- **Challenges**:
a – In the market failure post, copy word for word the part that begins at the words "The market knew" and stops after "into the future.".
b – Using the market failure post, say yes or no to each statement below, and quote the exact words from the post that decide it: (i) Minsky is currently ahead of Hayek in interpreting the last two years of the U.S. macroeconomy. (ii) DanC blames the troubles in Ohio and Michigan on a housing bubble. (iii) The post went up on January 2, 2008.
c – Turn the paragraph of the market failure post that starts with "Still the vast majority of buyers" into a short list that keeps its main facts.
## Begin Text to read
Let's say that the government subsidized the price of bananas, you bought so many bananas, put them on your roof, and then the roof collapsed.  Is that government failure or market failure?  The price was distorted, but I still say this is mostly market failure.  No one made you put so many bananas on your roof.

If Minsky and Hayek are running in a race for interpreting the last two years of the U.S. macroeconomy, Hayek has something to offer but so far Minsky is in the lead.

Posted by Tyler Cowen on January 2, 2008 at 09:03 AM in Economics | Permalink

Comments

Would the Austrians not argue that the skull is thin due to past interventions. Woudln't people learn from smaller more frequent, more local bubles?

Posted by: Floccina at Jan 2, 2008 9:34:14 AM

Suddenly I fear I don't understand what "market failure" means. I always thought of "market failure" in terms of things like adverse selection. Why is my predilection for bananas a failure of the market, and not simply a failure of my own thought process? Or is your point that the latter *is* the former?

Posted by: Rich at Jan 2, 2008 9:43:02 AM

But many people started to ignore the price of the house and only looked at the monthly payment, as long as the monthly payment seemed OK the price of the house was ignored. If you have a fixed rate loan and you don't plan to move, you are still doing OK. You have a large house with an affordable fixed payment. But if you took a risk on your loan, or who looked to flip your house, you are in trouble. (As are those who must relocate or sell for some reason.)

The market knew that the Fed action was temporary and many felt that they had to act quickly to exploit the opportunity. But the Fed action had the largest impact on adjustable rates. Overly optimistic views of the future of housing prices led to many buyers taking greater risks then they should. Markets like Chicago saw a temporary shortage in housing, which led to prices increasing much quicker then incomes. Many buyers were willing to take on greater risk, to buy into a hot market, out of fear that the shortages would continue into the future.

I was shocked at parents telling young adult children that they should stretch to buy a home because the children would never see such low interest rates again. These parents remembered the high interest rates of the seventies. So prudent debt levels were ignored and many house buyers became monthly payment buyers.

Still the vast majority of buyers are not defaulting. Ohio and Michigan are having troubles but the cause is a weak local economy not a housing bubble. Florida and California are having trouble, in part do to excess speculation in housing. But the history of Florida is filled with such housing bubbles - as is California. Some fraud occurred as people tried to exploit a heated market. Some people made terrible choices. Some lenders played hot potato with loans.

Did low short term rates cause a bubble? Yes, to the degree that people were willing to ignore traditional affordability guidelines and take on greater risk. Yes, because it increased short term speculation in housing markets.

Posted by: DanC at Jan 2, 2008 9:53:19 AM

I think deciding if things are a market failure or government failure depends on your point of view.
## End Text to read
## Begin Provided material
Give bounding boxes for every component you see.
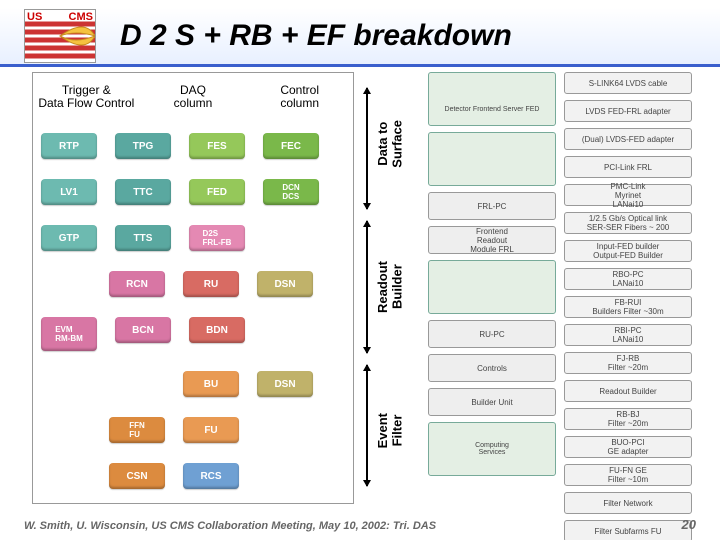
## End Provided material
- **Solved problems**:
a –
The market knew that the Fed action was temporary and many felt that they had to act quickly to exploit the opportunity. But the Fed action had the largest impact on adjustable rates. Overly optimistic views of the future of housing prices led to many buyers taking greater risks then they should. Markets like Chicago saw a temporary shortage in housing, which led to prices increasing much quicker then incomes. Many buyers were willing to take on greater risk, to buy into a hot market, out of fear that the shortages would continue into the future.

b –
(i) Yes: "so far Minsky is in the lead"
(ii) No: "the cause is a weak local economy not a housing bubble"
(iii) Yes: "Posted by Tyler Cowen on January 2, 2008 at 09:03 AM"

c –
- Most buyers are not defaulting.
- Ohio and Michigan's troubles come from weak local economies, not a housing bubble.
- Florida and California's troubles come partly from excess housing speculation, and both have a history of housing bubbles.
- Some fraud occurred in the heated market.
- Some people made terrible choices.
- Some lenders played hot potato with loans.